Records shown:
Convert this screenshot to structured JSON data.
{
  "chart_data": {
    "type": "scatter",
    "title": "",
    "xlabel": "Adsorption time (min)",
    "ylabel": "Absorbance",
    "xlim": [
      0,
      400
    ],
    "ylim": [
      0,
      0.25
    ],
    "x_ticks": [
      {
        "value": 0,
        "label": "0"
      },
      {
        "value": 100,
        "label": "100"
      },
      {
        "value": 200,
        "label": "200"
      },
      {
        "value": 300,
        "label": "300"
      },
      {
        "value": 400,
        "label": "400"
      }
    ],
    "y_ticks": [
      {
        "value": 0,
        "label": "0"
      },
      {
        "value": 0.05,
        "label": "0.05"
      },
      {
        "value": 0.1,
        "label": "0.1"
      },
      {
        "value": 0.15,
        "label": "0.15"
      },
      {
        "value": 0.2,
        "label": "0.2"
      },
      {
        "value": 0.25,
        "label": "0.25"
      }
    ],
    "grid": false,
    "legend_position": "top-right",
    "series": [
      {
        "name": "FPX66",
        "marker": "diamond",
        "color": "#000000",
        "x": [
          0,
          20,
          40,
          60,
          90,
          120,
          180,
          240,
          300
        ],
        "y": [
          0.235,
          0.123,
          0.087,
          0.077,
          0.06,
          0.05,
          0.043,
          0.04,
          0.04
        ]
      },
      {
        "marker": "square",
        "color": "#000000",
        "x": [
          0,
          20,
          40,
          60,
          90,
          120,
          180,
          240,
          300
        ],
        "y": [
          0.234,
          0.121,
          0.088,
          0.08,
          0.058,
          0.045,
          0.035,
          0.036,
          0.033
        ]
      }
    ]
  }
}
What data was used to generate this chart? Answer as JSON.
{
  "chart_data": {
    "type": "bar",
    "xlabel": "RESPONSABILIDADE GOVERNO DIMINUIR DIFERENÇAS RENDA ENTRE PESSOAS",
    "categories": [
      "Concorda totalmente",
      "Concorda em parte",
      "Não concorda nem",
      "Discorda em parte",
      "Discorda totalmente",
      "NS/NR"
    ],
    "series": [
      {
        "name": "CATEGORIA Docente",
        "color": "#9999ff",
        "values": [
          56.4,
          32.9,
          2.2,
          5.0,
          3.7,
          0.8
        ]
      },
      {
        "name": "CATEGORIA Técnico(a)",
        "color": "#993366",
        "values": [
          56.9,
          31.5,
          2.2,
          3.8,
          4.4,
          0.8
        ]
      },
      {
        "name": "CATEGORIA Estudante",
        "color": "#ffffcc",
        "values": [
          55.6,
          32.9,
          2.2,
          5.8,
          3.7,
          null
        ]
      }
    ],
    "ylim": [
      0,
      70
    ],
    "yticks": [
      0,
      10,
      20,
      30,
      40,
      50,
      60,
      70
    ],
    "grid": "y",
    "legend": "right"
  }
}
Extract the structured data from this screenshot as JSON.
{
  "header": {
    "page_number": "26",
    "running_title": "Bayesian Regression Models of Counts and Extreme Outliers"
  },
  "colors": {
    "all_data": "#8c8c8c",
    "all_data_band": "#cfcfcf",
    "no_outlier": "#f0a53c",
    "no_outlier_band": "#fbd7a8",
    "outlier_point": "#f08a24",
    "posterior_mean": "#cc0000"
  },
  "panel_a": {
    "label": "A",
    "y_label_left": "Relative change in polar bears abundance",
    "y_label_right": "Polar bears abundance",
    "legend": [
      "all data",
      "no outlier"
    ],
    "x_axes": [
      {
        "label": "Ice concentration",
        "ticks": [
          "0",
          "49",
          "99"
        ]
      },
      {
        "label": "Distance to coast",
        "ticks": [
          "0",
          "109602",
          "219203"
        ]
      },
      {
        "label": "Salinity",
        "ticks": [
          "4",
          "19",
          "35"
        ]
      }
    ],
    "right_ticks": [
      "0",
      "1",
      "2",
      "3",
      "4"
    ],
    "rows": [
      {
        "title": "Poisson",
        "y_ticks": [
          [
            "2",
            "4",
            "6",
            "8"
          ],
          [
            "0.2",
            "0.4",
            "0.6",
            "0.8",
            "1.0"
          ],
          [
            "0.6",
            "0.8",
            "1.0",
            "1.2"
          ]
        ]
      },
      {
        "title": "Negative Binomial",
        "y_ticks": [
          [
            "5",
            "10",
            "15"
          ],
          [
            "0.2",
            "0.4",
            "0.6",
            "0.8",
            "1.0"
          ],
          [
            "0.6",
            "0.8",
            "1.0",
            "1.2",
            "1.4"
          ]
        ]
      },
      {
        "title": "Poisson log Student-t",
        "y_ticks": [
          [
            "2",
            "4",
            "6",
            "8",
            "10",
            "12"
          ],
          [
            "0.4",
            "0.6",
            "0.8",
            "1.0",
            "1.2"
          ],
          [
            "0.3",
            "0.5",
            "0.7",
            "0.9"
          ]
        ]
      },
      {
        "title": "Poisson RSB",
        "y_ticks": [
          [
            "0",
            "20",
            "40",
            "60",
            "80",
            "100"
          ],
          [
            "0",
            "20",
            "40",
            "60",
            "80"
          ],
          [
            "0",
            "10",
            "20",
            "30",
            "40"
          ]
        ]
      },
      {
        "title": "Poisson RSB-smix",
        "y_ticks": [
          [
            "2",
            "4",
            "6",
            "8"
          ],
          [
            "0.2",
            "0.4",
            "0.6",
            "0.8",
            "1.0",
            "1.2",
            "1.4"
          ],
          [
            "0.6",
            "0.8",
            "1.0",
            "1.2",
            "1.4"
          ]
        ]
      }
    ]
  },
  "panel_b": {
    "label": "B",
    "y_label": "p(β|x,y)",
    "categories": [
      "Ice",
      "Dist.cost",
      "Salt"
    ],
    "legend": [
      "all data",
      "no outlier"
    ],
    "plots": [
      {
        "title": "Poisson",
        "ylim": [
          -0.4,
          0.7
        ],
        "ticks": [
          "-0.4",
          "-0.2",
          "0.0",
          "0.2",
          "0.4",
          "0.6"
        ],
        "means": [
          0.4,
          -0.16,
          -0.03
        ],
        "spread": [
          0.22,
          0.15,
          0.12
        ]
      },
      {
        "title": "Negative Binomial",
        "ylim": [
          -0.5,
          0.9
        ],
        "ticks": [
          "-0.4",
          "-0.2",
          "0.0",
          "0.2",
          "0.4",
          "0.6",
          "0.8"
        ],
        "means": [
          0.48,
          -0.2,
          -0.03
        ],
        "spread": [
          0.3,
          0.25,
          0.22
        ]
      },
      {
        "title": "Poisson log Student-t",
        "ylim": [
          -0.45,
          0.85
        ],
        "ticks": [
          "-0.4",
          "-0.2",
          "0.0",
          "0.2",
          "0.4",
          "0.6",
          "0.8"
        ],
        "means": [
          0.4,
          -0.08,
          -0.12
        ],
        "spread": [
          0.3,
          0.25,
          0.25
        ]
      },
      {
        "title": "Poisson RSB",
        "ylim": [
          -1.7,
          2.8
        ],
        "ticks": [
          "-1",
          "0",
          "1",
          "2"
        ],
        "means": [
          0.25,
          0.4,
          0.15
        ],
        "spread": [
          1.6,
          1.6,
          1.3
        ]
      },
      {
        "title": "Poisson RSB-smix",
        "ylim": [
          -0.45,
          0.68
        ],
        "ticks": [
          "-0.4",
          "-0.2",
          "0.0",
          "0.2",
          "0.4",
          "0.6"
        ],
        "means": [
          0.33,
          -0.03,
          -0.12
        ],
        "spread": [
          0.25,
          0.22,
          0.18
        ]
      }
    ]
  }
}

Written exercise: Count each line where the string "bears" occurs, and write only the number.

Output: 2